§ **Exercise text**:
Interstellar explorers have discovered what looks like a very suitable planet for human colonization. The climate is good, there are no pathogens, and a beautiful forest grows abundantly. A charming aspect of the flora is that leaves can detach themselves and fly off like flocks of multicolored butterflies. When they land on humans, the fliers take a tiny genetic sample as a sort of hello. Some of the biologists at the research station are disturbed that this idyllic scene will soon be plowed under.
To make the planet ready for settlers, an island has been cleared of native vegetation and inroads are being made on the mainland as well. But the forest that covers the mainland resists mightily, creating solid rings of wood around cleared areas that are planted with terrestrial vegetation. And it's hard to keep an area cleared when the trees can distributed themselves as flying leaves. The woody rings can be blasted open to allow terrestrial plants a foothold, but more rings form, and from the air the scars are very evident.
The forest is really all one organism. Eventually a pair of characters finds it possible to communicate chemically with this world-straddling forest. In the process, they become symbiotic with it.
I probably read (and reread) this story in an English-language anthology during the 70s, a time when ecologic concepts were becoming widespread in science fiction.

§ **Try it**:
Please extract the forest-planet passage word for word, starting at "To make the" and ending at "are very evident.". The material that comes next has no connection to the forest-planet passage.

§ **Given data**:

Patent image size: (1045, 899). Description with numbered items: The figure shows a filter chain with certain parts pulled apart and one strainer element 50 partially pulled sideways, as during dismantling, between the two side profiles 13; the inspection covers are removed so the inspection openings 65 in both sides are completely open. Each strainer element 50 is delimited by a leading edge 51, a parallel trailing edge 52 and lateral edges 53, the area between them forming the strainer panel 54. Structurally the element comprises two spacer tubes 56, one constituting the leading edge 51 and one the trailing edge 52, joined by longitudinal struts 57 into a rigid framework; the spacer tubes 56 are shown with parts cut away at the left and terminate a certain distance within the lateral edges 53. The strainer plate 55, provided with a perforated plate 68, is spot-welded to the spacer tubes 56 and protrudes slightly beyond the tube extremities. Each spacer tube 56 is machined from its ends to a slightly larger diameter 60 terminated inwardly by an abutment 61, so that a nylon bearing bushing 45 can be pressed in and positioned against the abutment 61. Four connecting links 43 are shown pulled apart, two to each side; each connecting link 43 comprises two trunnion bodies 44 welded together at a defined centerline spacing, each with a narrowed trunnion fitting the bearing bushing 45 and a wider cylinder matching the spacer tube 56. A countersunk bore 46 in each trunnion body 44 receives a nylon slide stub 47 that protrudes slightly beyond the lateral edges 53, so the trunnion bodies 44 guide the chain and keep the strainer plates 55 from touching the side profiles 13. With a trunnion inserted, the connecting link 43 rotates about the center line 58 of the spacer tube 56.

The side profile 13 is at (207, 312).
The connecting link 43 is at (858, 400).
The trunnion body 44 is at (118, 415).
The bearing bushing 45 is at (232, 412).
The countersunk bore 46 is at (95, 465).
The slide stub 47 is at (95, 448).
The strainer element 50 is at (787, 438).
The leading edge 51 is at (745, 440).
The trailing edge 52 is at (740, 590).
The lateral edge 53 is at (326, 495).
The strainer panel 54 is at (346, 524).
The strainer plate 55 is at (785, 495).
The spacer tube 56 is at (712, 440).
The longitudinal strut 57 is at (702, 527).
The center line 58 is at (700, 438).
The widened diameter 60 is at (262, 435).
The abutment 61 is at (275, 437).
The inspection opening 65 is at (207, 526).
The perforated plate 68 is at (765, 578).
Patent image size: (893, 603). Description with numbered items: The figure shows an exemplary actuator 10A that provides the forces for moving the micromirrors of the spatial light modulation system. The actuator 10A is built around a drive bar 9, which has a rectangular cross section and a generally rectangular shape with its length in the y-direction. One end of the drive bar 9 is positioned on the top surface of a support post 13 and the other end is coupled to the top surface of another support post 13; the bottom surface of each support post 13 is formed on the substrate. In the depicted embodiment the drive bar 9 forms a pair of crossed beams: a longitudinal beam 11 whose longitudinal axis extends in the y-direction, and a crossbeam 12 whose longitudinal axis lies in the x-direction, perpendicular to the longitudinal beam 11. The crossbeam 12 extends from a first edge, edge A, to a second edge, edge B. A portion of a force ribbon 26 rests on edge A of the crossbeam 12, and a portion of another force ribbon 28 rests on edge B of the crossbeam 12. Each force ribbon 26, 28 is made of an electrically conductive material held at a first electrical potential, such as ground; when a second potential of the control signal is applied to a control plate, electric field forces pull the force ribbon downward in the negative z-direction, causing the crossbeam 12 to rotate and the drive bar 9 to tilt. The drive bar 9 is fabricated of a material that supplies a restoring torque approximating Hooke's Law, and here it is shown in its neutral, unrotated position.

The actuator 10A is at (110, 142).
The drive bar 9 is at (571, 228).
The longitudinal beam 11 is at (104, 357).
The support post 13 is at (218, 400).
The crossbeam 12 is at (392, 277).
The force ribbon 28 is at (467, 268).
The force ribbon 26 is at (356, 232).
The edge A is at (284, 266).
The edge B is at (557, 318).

§ **Answer to the exercise**:
To make the planet ready for settlers, an island has been cleared of native vegetation and inroads are being made on the mainland as well. But the forest that covers the mainland resists mightily, creating solid rings of wood around cleared areas that are planted with terrestrial vegetation. And it's hard to keep an area cleared when the trees can distributed themselves as flying leaves. The woody rings can be blasted open to allow terrestrial plants a foothold, but more rings form, and from the air the scars are very evident.